*RECORDS FOR THIS EXERCISE*

--

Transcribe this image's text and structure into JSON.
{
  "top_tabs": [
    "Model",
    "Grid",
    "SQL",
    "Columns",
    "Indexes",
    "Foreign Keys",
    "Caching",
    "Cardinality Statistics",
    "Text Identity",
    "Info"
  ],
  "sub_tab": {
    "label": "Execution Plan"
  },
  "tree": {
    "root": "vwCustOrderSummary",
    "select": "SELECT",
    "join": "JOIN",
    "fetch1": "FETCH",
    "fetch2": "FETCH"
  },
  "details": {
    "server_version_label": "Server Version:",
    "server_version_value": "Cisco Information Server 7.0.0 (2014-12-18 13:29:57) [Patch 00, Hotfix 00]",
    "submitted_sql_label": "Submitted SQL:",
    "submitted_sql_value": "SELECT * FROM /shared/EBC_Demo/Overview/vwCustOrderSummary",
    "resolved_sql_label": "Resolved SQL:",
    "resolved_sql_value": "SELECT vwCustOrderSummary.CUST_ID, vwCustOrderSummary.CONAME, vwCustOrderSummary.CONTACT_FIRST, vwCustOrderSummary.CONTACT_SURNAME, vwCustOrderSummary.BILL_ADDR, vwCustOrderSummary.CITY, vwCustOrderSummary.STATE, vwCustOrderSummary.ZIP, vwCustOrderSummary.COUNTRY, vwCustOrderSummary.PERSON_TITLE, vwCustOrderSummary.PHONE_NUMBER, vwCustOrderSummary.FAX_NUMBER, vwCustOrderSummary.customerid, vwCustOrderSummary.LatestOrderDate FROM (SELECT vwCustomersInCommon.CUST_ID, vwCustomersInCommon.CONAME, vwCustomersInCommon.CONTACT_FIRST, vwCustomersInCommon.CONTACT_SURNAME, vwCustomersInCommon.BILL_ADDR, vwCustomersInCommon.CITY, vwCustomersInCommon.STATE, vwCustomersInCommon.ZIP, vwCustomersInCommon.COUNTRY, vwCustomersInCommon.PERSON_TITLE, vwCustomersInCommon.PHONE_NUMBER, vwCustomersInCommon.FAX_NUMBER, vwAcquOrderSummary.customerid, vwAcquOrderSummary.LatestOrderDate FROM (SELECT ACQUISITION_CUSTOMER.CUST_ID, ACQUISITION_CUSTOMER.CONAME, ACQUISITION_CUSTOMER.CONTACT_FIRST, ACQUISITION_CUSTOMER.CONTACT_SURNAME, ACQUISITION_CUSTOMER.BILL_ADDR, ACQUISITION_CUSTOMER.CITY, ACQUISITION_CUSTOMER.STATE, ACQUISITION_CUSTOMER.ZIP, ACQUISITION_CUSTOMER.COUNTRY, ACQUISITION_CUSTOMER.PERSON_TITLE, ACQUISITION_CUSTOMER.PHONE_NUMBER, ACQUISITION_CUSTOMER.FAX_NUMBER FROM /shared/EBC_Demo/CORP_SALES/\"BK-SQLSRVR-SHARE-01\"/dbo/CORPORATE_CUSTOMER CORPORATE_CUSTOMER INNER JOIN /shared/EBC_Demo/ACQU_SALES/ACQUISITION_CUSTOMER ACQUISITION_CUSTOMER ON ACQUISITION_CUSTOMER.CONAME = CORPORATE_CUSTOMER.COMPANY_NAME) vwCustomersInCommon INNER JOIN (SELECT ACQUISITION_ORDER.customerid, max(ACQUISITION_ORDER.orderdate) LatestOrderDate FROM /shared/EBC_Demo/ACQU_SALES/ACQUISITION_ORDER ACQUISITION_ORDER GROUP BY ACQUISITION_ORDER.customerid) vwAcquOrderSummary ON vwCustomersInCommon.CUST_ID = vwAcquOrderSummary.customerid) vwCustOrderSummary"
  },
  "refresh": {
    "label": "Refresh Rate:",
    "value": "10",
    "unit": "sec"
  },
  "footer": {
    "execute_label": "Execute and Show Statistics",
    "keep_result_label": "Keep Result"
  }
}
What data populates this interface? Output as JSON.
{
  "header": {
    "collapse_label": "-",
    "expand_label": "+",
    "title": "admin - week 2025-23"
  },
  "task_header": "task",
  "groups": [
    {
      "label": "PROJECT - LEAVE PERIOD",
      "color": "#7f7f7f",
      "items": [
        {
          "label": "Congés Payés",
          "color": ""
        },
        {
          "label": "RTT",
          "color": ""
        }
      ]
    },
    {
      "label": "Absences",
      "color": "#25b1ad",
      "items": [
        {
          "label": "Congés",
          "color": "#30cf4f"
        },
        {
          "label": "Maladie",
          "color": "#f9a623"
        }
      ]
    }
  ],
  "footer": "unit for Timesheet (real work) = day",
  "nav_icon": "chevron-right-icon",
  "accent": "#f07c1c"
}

--

*TASK STATEMENT*
Write the material out again word for word.

*EXERCISE OUTPUT*
Transcribe this image's text and structure into JSON.
{
  "top_tabs": [
    "Model",
    "Grid",
    "SQL",
    "Columns",
    "Indexes",
    "Foreign Keys",
    "Caching",
    "Cardinality Statistics",
    "Text Identity",
    "Info"
  ],
  "sub_tab": {
    "label": "Execution Plan"
  },
  "tree": {
    "root": "vwCustOrderSummary",
    "select": "SELECT",
    "join": "JOIN",
    "fetch1": "FETCH",
    "fetch2": "FETCH"
  },
  "details": {
    "server_version_label": "Server Version:",
    "server_version_value": "Cisco Information Server 7.0.0 (2014-12-18 13:29:57) [Patch 00, Hotfix 00]",
    "submitted_sql_label": "Submitted SQL:",
    "submitted_sql_value": "SELECT * FROM /shared/EBC_Demo/Overview/vwCustOrderSummary",
    "resolved_sql_label": "Resolved SQL:",
    "resolved_sql_value": "SELECT vwCustOrderSummary.CUST_ID, vwCustOrderSummary.CONAME, vwCustOrderSummary.CONTACT_FIRST, vwCustOrderSummary.CONTACT_SURNAME, vwCustOrderSummary.BILL_ADDR, vwCustOrderSummary.CITY, vwCustOrderSummary.STATE, vwCustOrderSummary.ZIP, vwCustOrderSummary.COUNTRY, vwCustOrderSummary.PERSON_TITLE, vwCustOrderSummary.PHONE_NUMBER, vwCustOrderSummary.FAX_NUMBER, vwCustOrderSummary.customerid, vwCustOrderSummary.LatestOrderDate FROM (SELECT vwCustomersInCommon.CUST_ID, vwCustomersInCommon.CONAME, vwCustomersInCommon.CONTACT_FIRST, vwCustomersInCommon.CONTACT_SURNAME, vwCustomersInCommon.BILL_ADDR, vwCustomersInCommon.CITY, vwCustomersInCommon.STATE, vwCustomersInCommon.ZIP, vwCustomersInCommon.COUNTRY, vwCustomersInCommon.PERSON_TITLE, vwCustomersInCommon.PHONE_NUMBER, vwCustomersInCommon.FAX_NUMBER, vwAcquOrderSummary.customerid, vwAcquOrderSummary.LatestOrderDate FROM (SELECT ACQUISITION_CUSTOMER.CUST_ID, ACQUISITION_CUSTOMER.CONAME, ACQUISITION_CUSTOMER.CONTACT_FIRST, ACQUISITION_CUSTOMER.CONTACT_SURNAME, ACQUISITION_CUSTOMER.BILL_ADDR, ACQUISITION_CUSTOMER.CITY, ACQUISITION_CUSTOMER.STATE, ACQUISITION_CUSTOMER.ZIP, ACQUISITION_CUSTOMER.COUNTRY, ACQUISITION_CUSTOMER.PERSON_TITLE, ACQUISITION_CUSTOMER.PHONE_NUMBER, ACQUISITION_CUSTOMER.FAX_NUMBER FROM /shared/EBC_Demo/CORP_SALES/\"BK-SQLSRVR-SHARE-01\"/dbo/CORPORATE_CUSTOMER CORPORATE_CUSTOMER INNER JOIN /shared/EBC_Demo/ACQU_SALES/ACQUISITION_CUSTOMER ACQUISITION_CUSTOMER ON ACQUISITION_CUSTOMER.CONAME = CORPORATE_CUSTOMER.COMPANY_NAME) vwCustomersInCommon INNER JOIN (SELECT ACQUISITION_ORDER.customerid, max(ACQUISITION_ORDER.orderdate) LatestOrderDate FROM /shared/EBC_Demo/ACQU_SALES/ACQUISITION_ORDER ACQUISITION_ORDER GROUP BY ACQUISITION_ORDER.customerid) vwAcquOrderSummary ON vwCustomersInCommon.CUST_ID = vwAcquOrderSummary.customerid) vwCustOrderSummary"
  },
  "refresh": {
    "label": "Refresh Rate:",
    "value": "10",
    "unit": "sec"
  },
  "footer": {
    "execute_label": "Execute and Show Statistics",
    "keep_result_label": "Keep Result"
  }
}
What data populates this interface? Output as JSON.
{
  "header": {
    "collapse_label": "-",
    "expand_label": "+",
    "title": "admin - week 2025-23"
  },
  "task_header": "task",
  "groups": [
    {
      "label": "PROJECT - LEAVE PERIOD",
      "color": "#7f7f7f",
      "items": [
        {
          "label": "Congés Payés",
          "color": ""
        },
        {
          "label": "RTT",
          "color": ""
        }
      ]
    },
    {
      "label": "Absences",
      "color": "#25b1ad",
      "items": [
        {
          "label": "Congés",
          "color": "#30cf4f"
        },
        {
          "label": "Maladie",
          "color": "#f9a623"
        }
      ]
    }
  ],
  "footer": "unit for Timesheet (real work) = day",
  "nav_icon": "chevron-right-icon",
  "accent": "#f07c1c"
}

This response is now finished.